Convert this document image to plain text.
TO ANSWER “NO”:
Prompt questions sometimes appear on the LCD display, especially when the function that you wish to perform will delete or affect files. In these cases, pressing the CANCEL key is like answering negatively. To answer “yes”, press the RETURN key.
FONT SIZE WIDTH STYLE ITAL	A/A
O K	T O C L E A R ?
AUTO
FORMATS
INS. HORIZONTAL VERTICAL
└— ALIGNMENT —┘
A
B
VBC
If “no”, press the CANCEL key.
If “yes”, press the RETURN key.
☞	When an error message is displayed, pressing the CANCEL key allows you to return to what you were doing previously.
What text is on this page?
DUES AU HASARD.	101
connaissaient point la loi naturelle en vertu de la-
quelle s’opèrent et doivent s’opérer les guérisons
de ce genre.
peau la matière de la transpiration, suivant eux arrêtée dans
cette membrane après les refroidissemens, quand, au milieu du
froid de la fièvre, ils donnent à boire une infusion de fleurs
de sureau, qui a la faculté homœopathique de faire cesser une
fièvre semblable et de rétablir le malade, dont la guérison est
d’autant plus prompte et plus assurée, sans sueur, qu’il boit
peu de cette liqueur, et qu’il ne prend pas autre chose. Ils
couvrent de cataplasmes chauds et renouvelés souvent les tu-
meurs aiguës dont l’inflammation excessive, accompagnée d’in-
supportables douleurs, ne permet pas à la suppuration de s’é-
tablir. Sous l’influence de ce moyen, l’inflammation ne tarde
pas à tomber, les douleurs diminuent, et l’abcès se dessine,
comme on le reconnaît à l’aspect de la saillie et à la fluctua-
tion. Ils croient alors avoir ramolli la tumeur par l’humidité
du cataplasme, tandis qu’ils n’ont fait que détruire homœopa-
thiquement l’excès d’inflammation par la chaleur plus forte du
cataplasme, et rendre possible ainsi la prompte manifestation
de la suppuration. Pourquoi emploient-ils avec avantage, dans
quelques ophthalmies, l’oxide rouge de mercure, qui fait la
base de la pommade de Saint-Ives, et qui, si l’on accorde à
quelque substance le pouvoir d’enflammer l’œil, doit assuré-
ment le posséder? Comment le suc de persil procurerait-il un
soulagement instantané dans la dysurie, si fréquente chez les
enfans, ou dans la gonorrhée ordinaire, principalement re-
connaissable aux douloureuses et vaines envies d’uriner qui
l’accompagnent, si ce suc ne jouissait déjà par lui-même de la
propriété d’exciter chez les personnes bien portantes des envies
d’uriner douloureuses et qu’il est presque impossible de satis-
★ ★ ★ ★ ★ ★ ★
• Problem to work on
Extract all the entries word for word.

• Written response
Convert this document image to plain text.
TO ANSWER “NO”:
Prompt questions sometimes appear on the LCD display, especially when the function that you wish to perform will delete or affect files. In these cases, pressing the CANCEL key is like answering negatively. To answer “yes”, press the RETURN key.
FONT SIZE WIDTH STYLE ITAL	A/A
O K	T O C L E A R ?
AUTO
FORMATS
INS. HORIZONTAL VERTICAL
└— ALIGNMENT —┘
A
B
VBC
If “no”, press the CANCEL key.
If “yes”, press the RETURN key.
☞	When an error message is displayed, pressing the CANCEL key allows you to return to what you were doing previously.
What text is on this page?
DUES AU HASARD.	101
connaissaient point la loi naturelle en vertu de la-
quelle s’opèrent et doivent s’opérer les guérisons
de ce genre.
peau la matière de la transpiration, suivant eux arrêtée dans
cette membrane après les refroidissemens, quand, au milieu du
froid de la fièvre, ils donnent à boire une infusion de fleurs
de sureau, qui a la faculté homœopathique de faire cesser une
fièvre semblable et de rétablir le malade, dont la guérison est
d’autant plus prompte et plus assurée, sans sueur, qu’il boit
peu de cette liqueur, et qu’il ne prend pas autre chose. Ils
couvrent de cataplasmes chauds et renouvelés souvent les tu-
meurs aiguës dont l’inflammation excessive, accompagnée d’in-
supportables douleurs, ne permet pas à la suppuration de s’é-
tablir. Sous l’influence de ce moyen, l’inflammation ne tarde
pas à tomber, les douleurs diminuent, et l’abcès se dessine,
comme on le reconnaît à l’aspect de la saillie et à la fluctua-
tion. Ils croient alors avoir ramolli la tumeur par l’humidité
du cataplasme, tandis qu’ils n’ont fait que détruire homœopa-
thiquement l’excès d’inflammation par la chaleur plus forte du
cataplasme, et rendre possible ainsi la prompte manifestation
de la suppuration. Pourquoi emploient-ils avec avantage, dans
quelques ophthalmies, l’oxide rouge de mercure, qui fait la
base de la pommade de Saint-Ives, et qui, si l’on accorde à
quelque substance le pouvoir d’enflammer l’œil, doit assuré-
ment le posséder? Comment le suc de persil procurerait-il un
soulagement instantané dans la dysurie, si fréquente chez les
enfans, ou dans la gonorrhée ordinaire, principalement re-
connaissable aux douloureuses et vaines envies d’uriner qui
l’accompagnent, si ce suc ne jouissait déjà par lui-même de la
propriété d’exciter chez les personnes bien portantes des envies
d’uriner douloureuses et qu’il est presque impossible de satis-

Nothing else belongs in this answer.